_Exercise goal:_
Exactly repeat the material, dropping every picture from the copy.

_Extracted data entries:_
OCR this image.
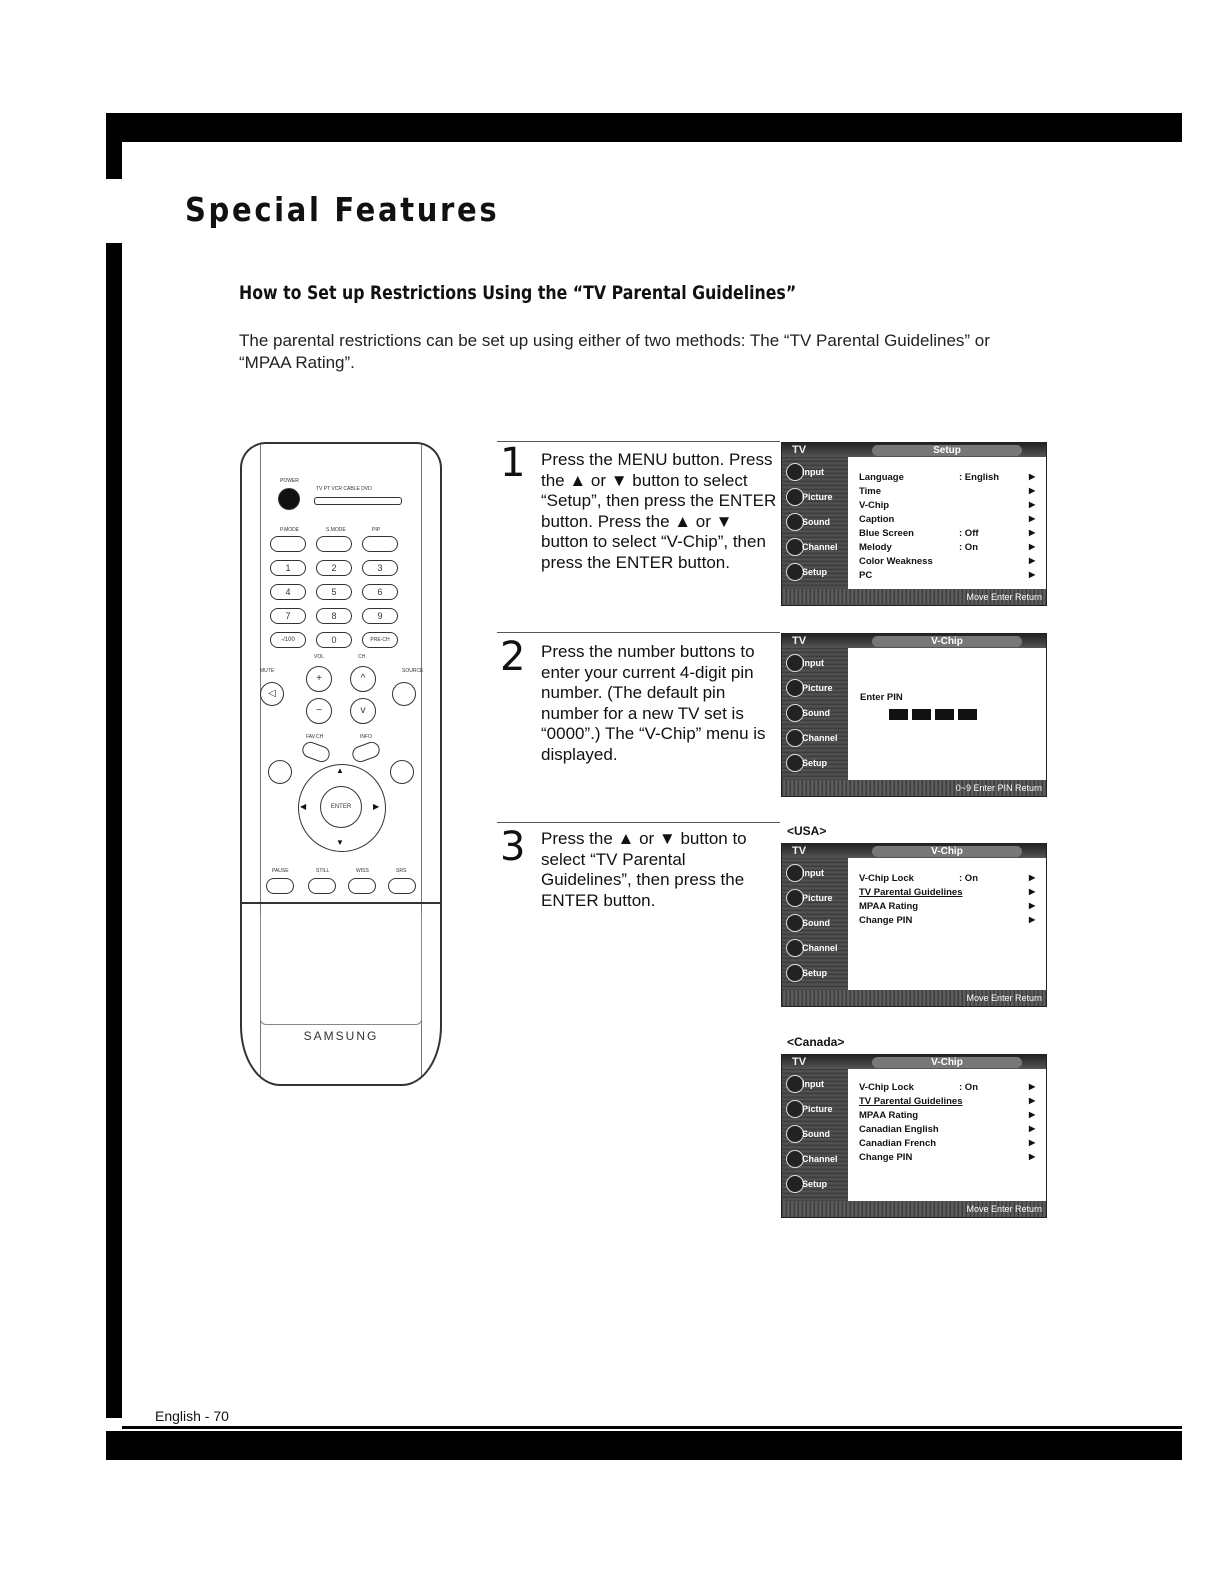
Special Features
How to Set up Restrictions Using the “TV Parental Guidelines”
The parental restrictions can be set up using either of two methods: The “TV Parental Guidelines” or “MPAA Rating”.
English - 70
POWER
TV PT VCR CABLE DVD
P.MODE	S.MODE	PIP
1	2	3
4	5	6
7	8	9
-/100	0	PRE-CH
VOL	CH
MUTE	SOURCE
◁
+	^
−	v
FAV.CH	INFO
ENTER
▲
▼
◀	▶
PAUSE	STILL	WISS	SRS
SAMSUNG
1 Press the MENU button. Press the ▲ or ▼ button to select “Setup”, then press the ENTER button. Press the ▲ or ▼ button to select “V-Chip”, then press the ENTER button.
2 Press the number buttons to enter your current 4-digit pin number. (The default pin number for a new TV set is “0000”.) The “V-Chip” menu is displayed.
3 Press the ▲ or ▼ button to select “TV Parental Guidelines”, then press the ENTER button.
TV	Setup
Input
Picture
Sound
Channel
Setup
Language	: English	▶
Time	▶
V-Chip	▶
Caption	▶
Blue Screen	: Off	▶
Melody	: On	▶
Color Weakness	▶
PC	▶
Move Enter Return
TV	V-Chip
Input
Picture
Sound
Channel
Setup
Enter PIN
0~9 Enter PIN Return
<USA>
TV	V-Chip
Input
Picture
Sound
Channel
Setup
V-Chip Lock	: On	▶
TV Parental Guidelines	▶
MPAA Rating	▶
Change PIN	▶
Move Enter Return
<Canada>
TV	V-Chip
Input
Picture
Sound
Channel
Setup
V-Chip Lock	: On	▶
TV Parental Guidelines	▶
MPAA Rating	▶
Canadian English	▶
Canadian French	▶
Change PIN	▶
Move Enter Return
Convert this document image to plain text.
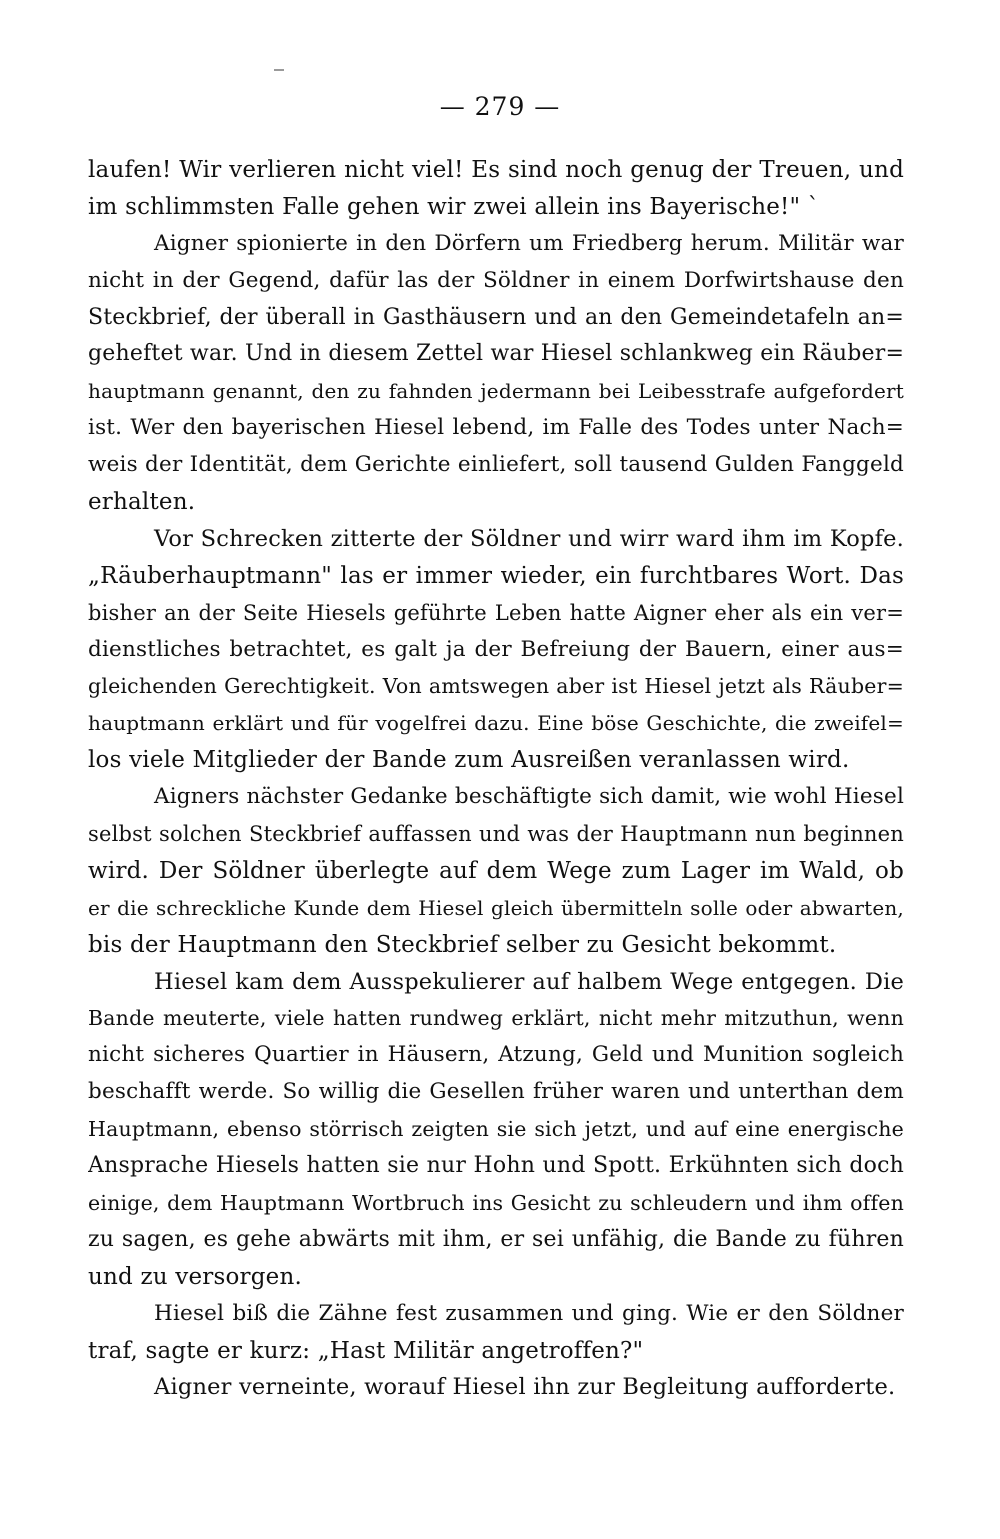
— 279 —
laufen! Wir verlieren nicht viel! Es sind noch genug der Treuen, und
im schlimmsten Falle gehen wir zwei allein ins Bayerische!" ˋ
Aigner spionierte in den Dörfern um Friedberg herum. Militär war
nicht in der Gegend, dafür las der Söldner in einem Dorfwirtshause den
Steckbrief, der überall in Gasthäusern und an den Gemeindetafeln an=
geheftet war. Und in diesem Zettel war Hiesel schlankweg ein Räuber=
hauptmann genannt, den zu fahnden jedermann bei Leibesstrafe aufgefordert
ist. Wer den bayerischen Hiesel lebend, im Falle des Todes unter Nach=
weis der Identität, dem Gerichte einliefert, soll tausend Gulden Fanggeld
erhalten.
Vor Schrecken zitterte der Söldner und wirr ward ihm im Kopfe.
„Räuberhauptmann" las er immer wieder, ein furchtbares Wort. Das
bisher an der Seite Hiesels geführte Leben hatte Aigner eher als ein ver=
dienstliches betrachtet, es galt ja der Befreiung der Bauern, einer aus=
gleichenden Gerechtigkeit. Von amtswegen aber ist Hiesel jetzt als Räuber=
hauptmann erklärt und für vogelfrei dazu. Eine böse Geschichte, die zweifel=
los viele Mitglieder der Bande zum Ausreißen veranlassen wird.
Aigners nächster Gedanke beschäftigte sich damit, wie wohl Hiesel
selbst solchen Steckbrief auffassen und was der Hauptmann nun beginnen
wird. Der Söldner überlegte auf dem Wege zum Lager im Wald, ob
er die schreckliche Kunde dem Hiesel gleich übermitteln solle oder abwarten,
bis der Hauptmann den Steckbrief selber zu Gesicht bekommt.
Hiesel kam dem Ausspekulierer auf halbem Wege entgegen. Die
Bande meuterte, viele hatten rundweg erklärt, nicht mehr mitzuthun, wenn
nicht sicheres Quartier in Häusern, Atzung, Geld und Munition sogleich
beschafft werde. So willig die Gesellen früher waren und unterthan dem
Hauptmann, ebenso störrisch zeigten sie sich jetzt, und auf eine energische
Ansprache Hiesels hatten sie nur Hohn und Spott. Erkühnten sich doch
einige, dem Hauptmann Wortbruch ins Gesicht zu schleudern und ihm offen
zu sagen, es gehe abwärts mit ihm, er sei unfähig, die Bande zu führen
und zu versorgen.
Hiesel biß die Zähne fest zusammen und ging. Wie er den Söldner
traf, sagte er kurz: „Hast Militär angetroffen?"
Aigner verneinte, worauf Hiesel ihn zur Begleitung aufforderte.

_Response:_
OCR this image.
Special Features
How to Set up Restrictions Using the “TV Parental Guidelines”
The parental restrictions can be set up using either of two methods: The “TV Parental Guidelines” or “MPAA Rating”.
English - 70
POWER
TV PT VCR CABLE DVD
P.MODE	S.MODE	PIP
1	2	3
4	5	6
7	8	9
-/100	0	PRE-CH
VOL	CH
MUTE	SOURCE
◁
+	^
−	v
FAV.CH	INFO
ENTER
▲
▼
◀	▶
PAUSE	STILL	WISS	SRS
SAMSUNG
1 Press the MENU button. Press the ▲ or ▼ button to select “Setup”, then press the ENTER button. Press the ▲ or ▼ button to select “V-Chip”, then press the ENTER button.
2 Press the number buttons to enter your current 4-digit pin number. (The default pin number for a new TV set is “0000”.) The “V-Chip” menu is displayed.
3 Press the ▲ or ▼ button to select “TV Parental Guidelines”, then press the ENTER button.
TV	Setup
Input
Picture
Sound
Channel
Setup
Language	: English	▶
Time	▶
V-Chip	▶
Caption	▶
Blue Screen	: Off	▶
Melody	: On	▶
Color Weakness	▶
PC	▶
Move Enter Return
TV	V-Chip
Input
Picture
Sound
Channel
Setup
Enter PIN
0~9 Enter PIN Return
<USA>
TV	V-Chip
Input
Picture
Sound
Channel
Setup
V-Chip Lock	: On	▶
TV Parental Guidelines	▶
MPAA Rating	▶
Change PIN	▶
Move Enter Return
<Canada>
TV	V-Chip
Input
Picture
Sound
Channel
Setup
V-Chip Lock	: On	▶
TV Parental Guidelines	▶
MPAA Rating	▶
Canadian English	▶
Canadian French	▶
Change PIN	▶
Move Enter Return
Convert this document image to plain text.
— 279 —
laufen! Wir verlieren nicht viel! Es sind noch genug der Treuen, und
im schlimmsten Falle gehen wir zwei allein ins Bayerische!" ˋ
Aigner spionierte in den Dörfern um Friedberg herum. Militär war
nicht in der Gegend, dafür las der Söldner in einem Dorfwirtshause den
Steckbrief, der überall in Gasthäusern und an den Gemeindetafeln an=
geheftet war. Und in diesem Zettel war Hiesel schlankweg ein Räuber=
hauptmann genannt, den zu fahnden jedermann bei Leibesstrafe aufgefordert
ist. Wer den bayerischen Hiesel lebend, im Falle des Todes unter Nach=
weis der Identität, dem Gerichte einliefert, soll tausend Gulden Fanggeld
erhalten.
Vor Schrecken zitterte der Söldner und wirr ward ihm im Kopfe.
„Räuberhauptmann" las er immer wieder, ein furchtbares Wort. Das
bisher an der Seite Hiesels geführte Leben hatte Aigner eher als ein ver=
dienstliches betrachtet, es galt ja der Befreiung der Bauern, einer aus=
gleichenden Gerechtigkeit. Von amtswegen aber ist Hiesel jetzt als Räuber=
hauptmann erklärt und für vogelfrei dazu. Eine böse Geschichte, die zweifel=
los viele Mitglieder der Bande zum Ausreißen veranlassen wird.
Aigners nächster Gedanke beschäftigte sich damit, wie wohl Hiesel
selbst solchen Steckbrief auffassen und was der Hauptmann nun beginnen
wird. Der Söldner überlegte auf dem Wege zum Lager im Wald, ob
er die schreckliche Kunde dem Hiesel gleich übermitteln solle oder abwarten,
bis der Hauptmann den Steckbrief selber zu Gesicht bekommt.
Hiesel kam dem Ausspekulierer auf halbem Wege entgegen. Die
Bande meuterte, viele hatten rundweg erklärt, nicht mehr mitzuthun, wenn
nicht sicheres Quartier in Häusern, Atzung, Geld und Munition sogleich
beschafft werde. So willig die Gesellen früher waren und unterthan dem
Hauptmann, ebenso störrisch zeigten sie sich jetzt, und auf eine energische
Ansprache Hiesels hatten sie nur Hohn und Spott. Erkühnten sich doch
einige, dem Hauptmann Wortbruch ins Gesicht zu schleudern und ihm offen
zu sagen, es gehe abwärts mit ihm, er sei unfähig, die Bande zu führen
und zu versorgen.
Hiesel biß die Zähne fest zusammen und ging. Wie er den Söldner
traf, sagte er kurz: „Hast Militär angetroffen?"
Aigner verneinte, worauf Hiesel ihn zur Begleitung aufforderte.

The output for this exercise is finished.